Problem
Your task is to tally the lines of the listing containing the word "false" and report the figure alone.

+ + + + + + +

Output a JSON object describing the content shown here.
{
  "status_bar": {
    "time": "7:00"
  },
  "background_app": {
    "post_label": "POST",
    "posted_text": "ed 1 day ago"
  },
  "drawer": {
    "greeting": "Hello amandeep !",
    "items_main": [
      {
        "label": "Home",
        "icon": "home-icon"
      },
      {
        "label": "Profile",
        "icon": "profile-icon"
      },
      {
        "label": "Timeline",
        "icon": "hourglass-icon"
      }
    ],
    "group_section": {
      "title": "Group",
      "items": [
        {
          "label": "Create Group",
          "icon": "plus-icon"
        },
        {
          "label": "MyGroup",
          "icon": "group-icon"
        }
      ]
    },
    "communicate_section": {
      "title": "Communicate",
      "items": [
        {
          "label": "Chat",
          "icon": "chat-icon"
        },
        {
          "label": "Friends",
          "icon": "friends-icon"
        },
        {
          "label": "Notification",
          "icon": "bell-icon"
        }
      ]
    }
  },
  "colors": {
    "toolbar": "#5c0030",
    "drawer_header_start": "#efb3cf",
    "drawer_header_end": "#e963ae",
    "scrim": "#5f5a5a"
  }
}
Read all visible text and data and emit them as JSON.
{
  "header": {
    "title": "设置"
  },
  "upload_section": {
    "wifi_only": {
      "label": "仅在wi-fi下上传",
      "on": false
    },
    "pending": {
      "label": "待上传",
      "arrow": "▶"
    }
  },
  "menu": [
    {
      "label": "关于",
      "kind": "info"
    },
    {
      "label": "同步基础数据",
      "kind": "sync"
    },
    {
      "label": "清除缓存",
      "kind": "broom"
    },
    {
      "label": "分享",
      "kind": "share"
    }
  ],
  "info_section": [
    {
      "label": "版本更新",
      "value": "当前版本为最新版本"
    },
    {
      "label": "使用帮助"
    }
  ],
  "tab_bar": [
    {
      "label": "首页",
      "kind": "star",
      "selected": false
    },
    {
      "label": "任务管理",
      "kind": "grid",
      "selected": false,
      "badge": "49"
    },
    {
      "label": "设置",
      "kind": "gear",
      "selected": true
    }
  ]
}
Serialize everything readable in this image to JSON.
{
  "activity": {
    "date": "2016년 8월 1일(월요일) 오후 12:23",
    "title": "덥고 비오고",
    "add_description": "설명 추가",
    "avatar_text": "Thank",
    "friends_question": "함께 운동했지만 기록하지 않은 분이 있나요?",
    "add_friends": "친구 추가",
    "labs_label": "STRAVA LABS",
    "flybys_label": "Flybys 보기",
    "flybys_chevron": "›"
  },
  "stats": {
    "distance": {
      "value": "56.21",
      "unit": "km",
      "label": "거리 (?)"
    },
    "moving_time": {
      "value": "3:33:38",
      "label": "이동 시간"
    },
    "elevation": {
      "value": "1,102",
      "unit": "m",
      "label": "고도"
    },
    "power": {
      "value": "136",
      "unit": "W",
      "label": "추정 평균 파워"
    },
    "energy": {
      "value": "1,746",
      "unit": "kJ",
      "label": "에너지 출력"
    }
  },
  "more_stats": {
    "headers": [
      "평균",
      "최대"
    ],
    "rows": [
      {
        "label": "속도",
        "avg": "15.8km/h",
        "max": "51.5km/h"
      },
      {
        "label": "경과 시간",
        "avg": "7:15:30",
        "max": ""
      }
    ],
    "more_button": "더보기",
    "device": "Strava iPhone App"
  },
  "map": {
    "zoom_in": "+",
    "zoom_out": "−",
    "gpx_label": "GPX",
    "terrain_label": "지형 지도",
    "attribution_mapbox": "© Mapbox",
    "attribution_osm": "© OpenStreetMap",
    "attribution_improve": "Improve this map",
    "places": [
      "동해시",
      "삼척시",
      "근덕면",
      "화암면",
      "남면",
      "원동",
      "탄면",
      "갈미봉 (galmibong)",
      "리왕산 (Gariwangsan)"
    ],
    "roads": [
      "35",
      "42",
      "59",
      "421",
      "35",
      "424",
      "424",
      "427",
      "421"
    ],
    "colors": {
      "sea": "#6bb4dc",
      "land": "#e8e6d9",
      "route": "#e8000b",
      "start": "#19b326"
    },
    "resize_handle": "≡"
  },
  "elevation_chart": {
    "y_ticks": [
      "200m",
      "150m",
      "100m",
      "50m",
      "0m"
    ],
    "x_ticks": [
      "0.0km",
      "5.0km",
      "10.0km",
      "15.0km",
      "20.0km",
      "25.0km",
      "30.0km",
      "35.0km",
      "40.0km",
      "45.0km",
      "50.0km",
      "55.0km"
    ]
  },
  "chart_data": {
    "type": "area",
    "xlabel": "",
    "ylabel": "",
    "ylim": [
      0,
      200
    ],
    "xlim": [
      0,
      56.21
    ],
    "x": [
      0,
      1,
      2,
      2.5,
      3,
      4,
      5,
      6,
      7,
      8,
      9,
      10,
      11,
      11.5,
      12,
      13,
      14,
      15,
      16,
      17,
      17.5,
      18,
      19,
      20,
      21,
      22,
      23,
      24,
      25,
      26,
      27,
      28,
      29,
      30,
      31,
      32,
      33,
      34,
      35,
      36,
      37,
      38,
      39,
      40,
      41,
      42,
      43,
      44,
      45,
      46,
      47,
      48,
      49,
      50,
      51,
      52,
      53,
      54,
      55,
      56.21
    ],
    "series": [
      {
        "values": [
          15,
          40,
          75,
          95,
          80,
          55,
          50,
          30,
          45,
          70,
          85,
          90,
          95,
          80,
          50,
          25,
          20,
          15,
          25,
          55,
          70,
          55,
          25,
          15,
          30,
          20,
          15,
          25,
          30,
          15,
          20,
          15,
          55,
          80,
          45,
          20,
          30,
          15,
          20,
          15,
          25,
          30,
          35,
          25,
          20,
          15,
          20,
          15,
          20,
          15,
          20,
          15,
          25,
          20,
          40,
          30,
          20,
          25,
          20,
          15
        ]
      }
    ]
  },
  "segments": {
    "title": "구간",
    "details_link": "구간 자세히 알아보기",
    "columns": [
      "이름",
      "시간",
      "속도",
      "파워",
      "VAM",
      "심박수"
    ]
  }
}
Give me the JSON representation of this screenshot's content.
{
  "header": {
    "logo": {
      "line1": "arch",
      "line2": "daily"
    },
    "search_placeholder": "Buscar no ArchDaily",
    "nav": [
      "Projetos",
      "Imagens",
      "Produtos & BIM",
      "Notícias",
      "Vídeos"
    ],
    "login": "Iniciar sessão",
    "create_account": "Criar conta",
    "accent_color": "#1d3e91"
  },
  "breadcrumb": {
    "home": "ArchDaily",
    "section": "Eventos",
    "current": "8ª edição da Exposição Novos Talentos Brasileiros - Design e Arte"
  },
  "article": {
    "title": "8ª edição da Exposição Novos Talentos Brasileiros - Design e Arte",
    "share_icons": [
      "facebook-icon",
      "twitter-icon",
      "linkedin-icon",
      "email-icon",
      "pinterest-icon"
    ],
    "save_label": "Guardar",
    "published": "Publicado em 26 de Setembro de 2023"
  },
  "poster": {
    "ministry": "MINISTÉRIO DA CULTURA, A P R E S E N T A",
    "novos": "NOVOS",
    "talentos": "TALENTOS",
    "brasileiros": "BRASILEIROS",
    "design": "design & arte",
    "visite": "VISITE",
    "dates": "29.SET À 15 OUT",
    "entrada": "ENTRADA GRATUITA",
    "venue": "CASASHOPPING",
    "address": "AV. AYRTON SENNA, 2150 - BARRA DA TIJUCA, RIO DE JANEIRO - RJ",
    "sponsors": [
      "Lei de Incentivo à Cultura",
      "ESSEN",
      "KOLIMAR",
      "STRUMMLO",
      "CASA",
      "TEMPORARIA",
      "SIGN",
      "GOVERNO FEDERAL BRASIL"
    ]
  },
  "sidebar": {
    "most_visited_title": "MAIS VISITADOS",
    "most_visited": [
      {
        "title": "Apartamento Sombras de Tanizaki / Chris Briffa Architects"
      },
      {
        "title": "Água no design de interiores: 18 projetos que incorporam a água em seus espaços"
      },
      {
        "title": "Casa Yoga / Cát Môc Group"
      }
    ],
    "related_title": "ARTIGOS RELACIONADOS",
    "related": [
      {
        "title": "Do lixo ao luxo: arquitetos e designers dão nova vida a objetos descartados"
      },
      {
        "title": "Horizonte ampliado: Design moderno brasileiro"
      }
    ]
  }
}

+ + + + + + +

Written response
3